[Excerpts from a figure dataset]
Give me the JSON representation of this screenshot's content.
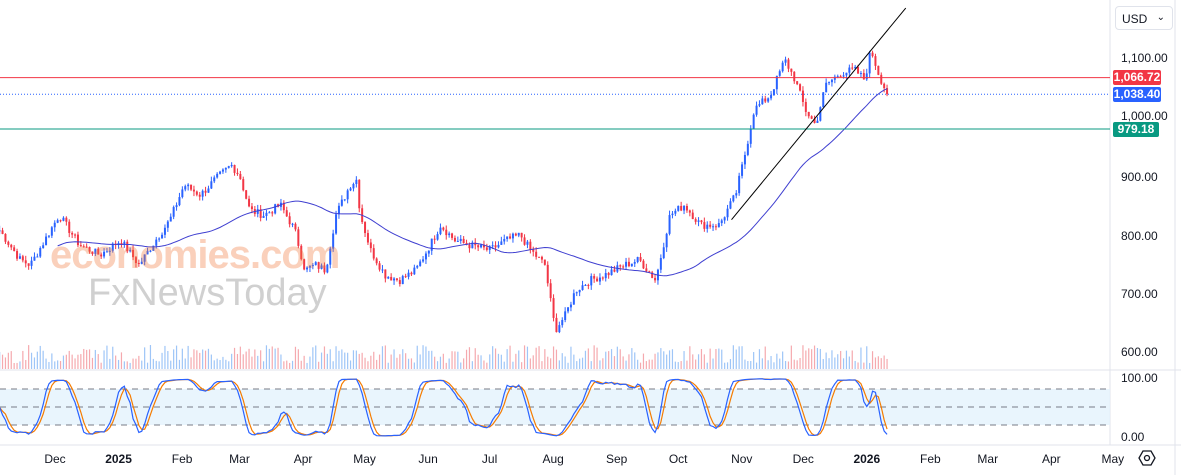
{
  "currency_selector": {
    "value": "USD"
  },
  "watermark": {
    "line1": "economies.com",
    "line2": "FxNewsToday"
  },
  "price_axis": {
    "ticks": [
      "1,100.00",
      "1,000.00",
      "900.00",
      "800.00",
      "700.00",
      "600.00"
    ],
    "tick_values": [
      1100,
      1000,
      900,
      800,
      700,
      600
    ]
  },
  "oscillator_axis": {
    "ticks": [
      "100.00",
      "0.00"
    ]
  },
  "price_tags": {
    "resistance": {
      "label": "1,066.72",
      "value": 1066.72,
      "color": "#f23645"
    },
    "last": {
      "label": "1,038.40",
      "value": 1038.4,
      "color": "#2962ff"
    },
    "support": {
      "label": "979.18",
      "value": 979.18,
      "color": "#089981"
    }
  },
  "time_axis": [
    {
      "label": "Dec",
      "date": "2024-12-01"
    },
    {
      "label": "2025",
      "date": "2025-01-01",
      "bold": true
    },
    {
      "label": "Feb",
      "date": "2025-02-01"
    },
    {
      "label": "Mar",
      "date": "2025-03-01"
    },
    {
      "label": "Apr",
      "date": "2025-04-01"
    },
    {
      "label": "May",
      "date": "2025-05-01"
    },
    {
      "label": "Jun",
      "date": "2025-06-01"
    },
    {
      "label": "Jul",
      "date": "2025-07-01"
    },
    {
      "label": "Aug",
      "date": "2025-08-01"
    },
    {
      "label": "Sep",
      "date": "2025-09-01"
    },
    {
      "label": "Oct",
      "date": "2025-10-01"
    },
    {
      "label": "Nov",
      "date": "2025-11-01"
    },
    {
      "label": "Dec",
      "date": "2025-12-01"
    },
    {
      "label": "2026",
      "date": "2026-01-01",
      "bold": true
    },
    {
      "label": "Feb",
      "date": "2026-02-01"
    },
    {
      "label": "Mar",
      "date": "2026-03-01"
    },
    {
      "label": "Apr",
      "date": "2026-04-01"
    },
    {
      "label": "May",
      "date": "2026-05-01"
    }
  ],
  "colors": {
    "up": "#2962ff",
    "down": "#f23645",
    "ma": "#3f3fd0",
    "stoch_k": "#2962ff",
    "stoch_d": "#f57c00",
    "band": "#e3f2fd"
  },
  "chart_data": {
    "type": "candlestick",
    "ylim": [
      600,
      1100
    ],
    "oscillator": {
      "type": "stochastic",
      "levels": [
        80,
        50,
        20
      ],
      "ylim": [
        0,
        100
      ]
    },
    "moving_average": true,
    "approx_closes": [
      [
        "2024-11-04",
        807
      ],
      [
        "2024-11-14",
        757
      ],
      [
        "2024-11-19",
        748
      ],
      [
        "2024-11-26",
        790
      ],
      [
        "2024-12-03",
        833
      ],
      [
        "2024-12-13",
        782
      ],
      [
        "2024-12-23",
        765
      ],
      [
        "2025-01-02",
        790
      ],
      [
        "2025-01-11",
        748
      ],
      [
        "2025-01-19",
        790
      ],
      [
        "2025-01-26",
        824
      ],
      [
        "2025-02-02",
        884
      ],
      [
        "2025-02-10",
        867
      ],
      [
        "2025-02-17",
        893
      ],
      [
        "2025-02-25",
        918
      ],
      [
        "2025-03-01",
        901
      ],
      [
        "2025-03-06",
        841
      ],
      [
        "2025-03-13",
        833
      ],
      [
        "2025-03-21",
        850
      ],
      [
        "2025-03-28",
        807
      ],
      [
        "2025-04-02",
        739
      ],
      [
        "2025-04-07",
        748
      ],
      [
        "2025-04-12",
        739
      ],
      [
        "2025-04-17",
        833
      ],
      [
        "2025-04-24",
        884
      ],
      [
        "2025-04-27",
        893
      ],
      [
        "2025-04-29",
        833
      ],
      [
        "2025-05-04",
        773
      ],
      [
        "2025-05-11",
        731
      ],
      [
        "2025-05-18",
        722
      ],
      [
        "2025-05-26",
        739
      ],
      [
        "2025-06-02",
        782
      ],
      [
        "2025-06-07",
        816
      ],
      [
        "2025-06-14",
        790
      ],
      [
        "2025-06-21",
        782
      ],
      [
        "2025-07-01",
        773
      ],
      [
        "2025-07-09",
        790
      ],
      [
        "2025-07-16",
        799
      ],
      [
        "2025-07-21",
        773
      ],
      [
        "2025-07-28",
        748
      ],
      [
        "2025-08-02",
        637
      ],
      [
        "2025-08-07",
        663
      ],
      [
        "2025-08-12",
        705
      ],
      [
        "2025-08-19",
        722
      ],
      [
        "2025-08-26",
        731
      ],
      [
        "2025-09-05",
        748
      ],
      [
        "2025-09-12",
        757
      ],
      [
        "2025-09-20",
        722
      ],
      [
        "2025-09-27",
        833
      ],
      [
        "2025-10-04",
        850
      ],
      [
        "2025-10-12",
        816
      ],
      [
        "2025-10-21",
        816
      ],
      [
        "2025-10-29",
        867
      ],
      [
        "2025-11-03",
        943
      ],
      [
        "2025-11-07",
        1012
      ],
      [
        "2025-11-15",
        1037
      ],
      [
        "2025-11-22",
        1097
      ],
      [
        "2025-11-27",
        1063
      ],
      [
        "2025-12-02",
        1012
      ],
      [
        "2025-12-07",
        986
      ],
      [
        "2025-12-12",
        1054
      ],
      [
        "2025-12-19",
        1074
      ],
      [
        "2025-12-26",
        1080
      ],
      [
        "2025-12-31",
        1063
      ],
      [
        "2026-01-03",
        1114
      ],
      [
        "2026-01-07",
        1071
      ],
      [
        "2026-01-11",
        1038.4
      ]
    ],
    "horizontal_lines": [
      1066.72,
      1038.4,
      979.18
    ],
    "trendline": [
      [
        "2025-10-27",
        825
      ],
      [
        "2026-01-20",
        1185
      ]
    ]
  }
}
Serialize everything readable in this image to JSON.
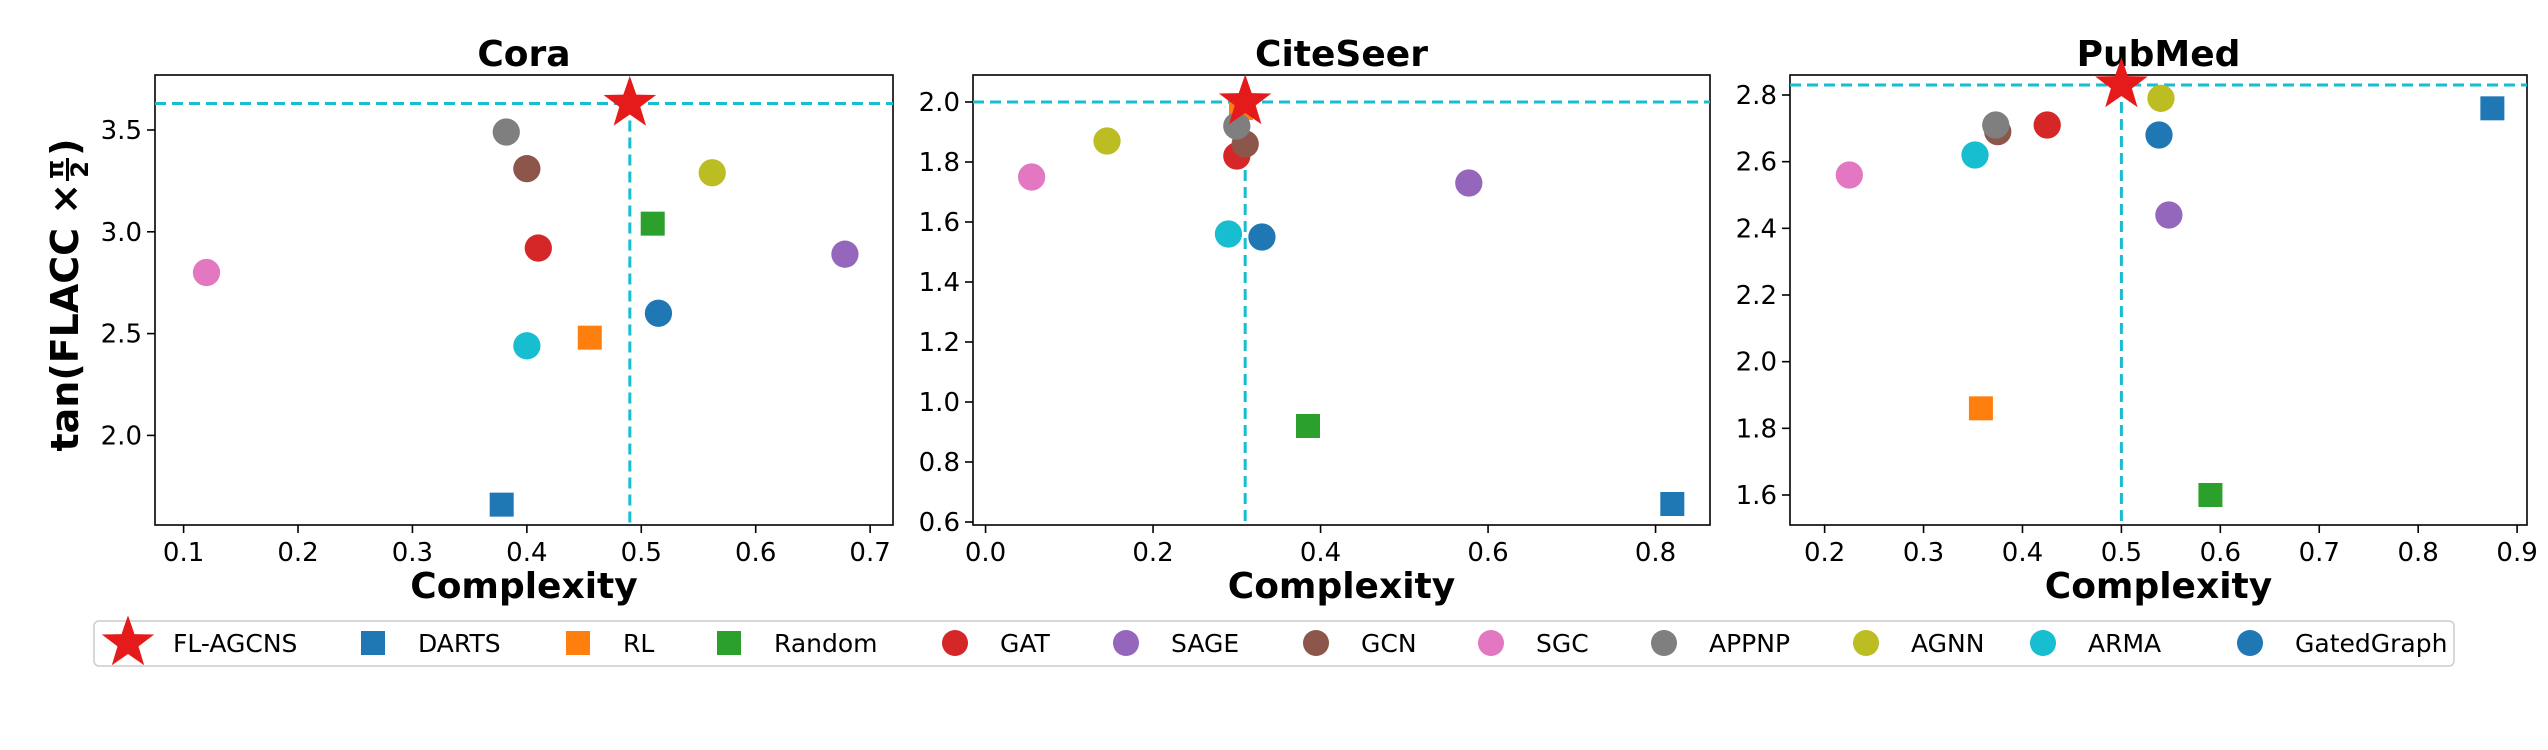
{
  "figure": {
    "ylabel_prefix": "tan(FLACC ×",
    "ylabel_num": "π",
    "ylabel_den": "2",
    "ylabel_suffix": ")"
  },
  "styles": {
    "FL-AGCNS": {
      "color": "#e51b1b",
      "marker": "star"
    },
    "DARTS": {
      "color": "#1f77b4",
      "marker": "square"
    },
    "RL": {
      "color": "#ff7f0e",
      "marker": "square"
    },
    "Random": {
      "color": "#2ca02c",
      "marker": "square"
    },
    "GAT": {
      "color": "#d62728",
      "marker": "circle"
    },
    "SAGE": {
      "color": "#9467bd",
      "marker": "circle"
    },
    "GCN": {
      "color": "#8c564b",
      "marker": "circle"
    },
    "SGC": {
      "color": "#e377c2",
      "marker": "circle"
    },
    "APPNP": {
      "color": "#7f7f7f",
      "marker": "circle"
    },
    "AGNN": {
      "color": "#bcbd22",
      "marker": "circle"
    },
    "ARMA": {
      "color": "#17becf",
      "marker": "circle"
    },
    "GatedGraph": {
      "color": "#1f77b4",
      "marker": "circle"
    }
  },
  "ref_line_color": "#17becf",
  "legend": [
    "FL-AGCNS",
    "DARTS",
    "RL",
    "Random",
    "GAT",
    "SAGE",
    "GCN",
    "SGC",
    "APPNP",
    "AGNN",
    "ARMA",
    "GatedGraph"
  ],
  "chart_data": [
    {
      "type": "scatter",
      "title": "Cora",
      "xlabel": "Complexity",
      "xlim": [
        0.075,
        0.72
      ],
      "ylim": [
        1.56,
        3.77
      ],
      "xticks": [
        0.1,
        0.2,
        0.3,
        0.4,
        0.5,
        0.6,
        0.7
      ],
      "xtick_labels": [
        "0.1",
        "0.2",
        "0.3",
        "0.4",
        "0.5",
        "0.6",
        "0.7"
      ],
      "yticks": [
        2.0,
        2.5,
        3.0,
        3.5
      ],
      "ytick_labels": [
        "2.0",
        "2.5",
        "3.0",
        "3.5"
      ],
      "ref_x": 0.49,
      "ref_y": 3.63,
      "points": [
        {
          "name": "FL-AGCNS",
          "x": 0.49,
          "y": 3.63
        },
        {
          "name": "DARTS",
          "x": 0.378,
          "y": 1.66
        },
        {
          "name": "RL",
          "x": 0.455,
          "y": 2.48
        },
        {
          "name": "Random",
          "x": 0.51,
          "y": 3.04
        },
        {
          "name": "GAT",
          "x": 0.41,
          "y": 2.92
        },
        {
          "name": "SAGE",
          "x": 0.678,
          "y": 2.89
        },
        {
          "name": "GCN",
          "x": 0.4,
          "y": 3.31
        },
        {
          "name": "SGC",
          "x": 0.12,
          "y": 2.8
        },
        {
          "name": "APPNP",
          "x": 0.382,
          "y": 3.49
        },
        {
          "name": "AGNN",
          "x": 0.562,
          "y": 3.29
        },
        {
          "name": "ARMA",
          "x": 0.4,
          "y": 2.44
        },
        {
          "name": "GatedGraph",
          "x": 0.515,
          "y": 2.6
        }
      ]
    },
    {
      "type": "scatter",
      "title": "CiteSeer",
      "xlabel": "Complexity",
      "xlim": [
        -0.015,
        0.865
      ],
      "ylim": [
        0.59,
        2.09
      ],
      "xticks": [
        0.0,
        0.2,
        0.4,
        0.6,
        0.8
      ],
      "xtick_labels": [
        "0.0",
        "0.2",
        "0.4",
        "0.6",
        "0.8"
      ],
      "yticks": [
        0.6,
        0.8,
        1.0,
        1.2,
        1.4,
        1.6,
        1.8,
        2.0
      ],
      "ytick_labels": [
        "0.6",
        "0.8",
        "1.0",
        "1.2",
        "1.4",
        "1.6",
        "1.8",
        "2.0"
      ],
      "ref_x": 0.31,
      "ref_y": 2.0,
      "points": [
        {
          "name": "FL-AGCNS",
          "x": 0.31,
          "y": 2.0
        },
        {
          "name": "DARTS",
          "x": 0.82,
          "y": 0.66
        },
        {
          "name": "RL",
          "x": 0.305,
          "y": 1.98
        },
        {
          "name": "Random",
          "x": 0.385,
          "y": 0.92
        },
        {
          "name": "GAT",
          "x": 0.3,
          "y": 1.82
        },
        {
          "name": "SAGE",
          "x": 0.577,
          "y": 1.73
        },
        {
          "name": "GCN",
          "x": 0.31,
          "y": 1.86
        },
        {
          "name": "SGC",
          "x": 0.055,
          "y": 1.75
        },
        {
          "name": "APPNP",
          "x": 0.3,
          "y": 1.92
        },
        {
          "name": "AGNN",
          "x": 0.145,
          "y": 1.87
        },
        {
          "name": "ARMA",
          "x": 0.29,
          "y": 1.56
        },
        {
          "name": "GatedGraph",
          "x": 0.33,
          "y": 1.55
        }
      ]
    },
    {
      "type": "scatter",
      "title": "PubMed",
      "xlabel": "Complexity",
      "xlim": [
        0.165,
        0.91
      ],
      "ylim": [
        1.51,
        2.86
      ],
      "xticks": [
        0.2,
        0.3,
        0.4,
        0.5,
        0.6,
        0.7,
        0.8,
        0.9
      ],
      "xtick_labels": [
        "0.2",
        "0.3",
        "0.4",
        "0.5",
        "0.6",
        "0.7",
        "0.8",
        "0.9"
      ],
      "yticks": [
        1.6,
        1.8,
        2.0,
        2.2,
        2.4,
        2.6,
        2.8
      ],
      "ytick_labels": [
        "1.6",
        "1.8",
        "2.0",
        "2.2",
        "2.4",
        "2.6",
        "2.8"
      ],
      "ref_x": 0.5,
      "ref_y": 2.83,
      "points": [
        {
          "name": "FL-AGCNS",
          "x": 0.5,
          "y": 2.83
        },
        {
          "name": "DARTS",
          "x": 0.875,
          "y": 2.76
        },
        {
          "name": "RL",
          "x": 0.358,
          "y": 1.86
        },
        {
          "name": "Random",
          "x": 0.59,
          "y": 1.6
        },
        {
          "name": "GAT",
          "x": 0.425,
          "y": 2.71
        },
        {
          "name": "SAGE",
          "x": 0.548,
          "y": 2.44
        },
        {
          "name": "GCN",
          "x": 0.375,
          "y": 2.69
        },
        {
          "name": "SGC",
          "x": 0.225,
          "y": 2.56
        },
        {
          "name": "APPNP",
          "x": 0.373,
          "y": 2.71
        },
        {
          "name": "AGNN",
          "x": 0.54,
          "y": 2.79
        },
        {
          "name": "ARMA",
          "x": 0.352,
          "y": 2.62
        },
        {
          "name": "GatedGraph",
          "x": 0.538,
          "y": 2.68
        }
      ]
    }
  ]
}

▶ _Task brief_
Pull out each line of the entries that contains "JSON".

▶ _Answer to the exercise_
Give me the JSON representation of this screenshot's content.
Serialize everything readable in this image to JSON.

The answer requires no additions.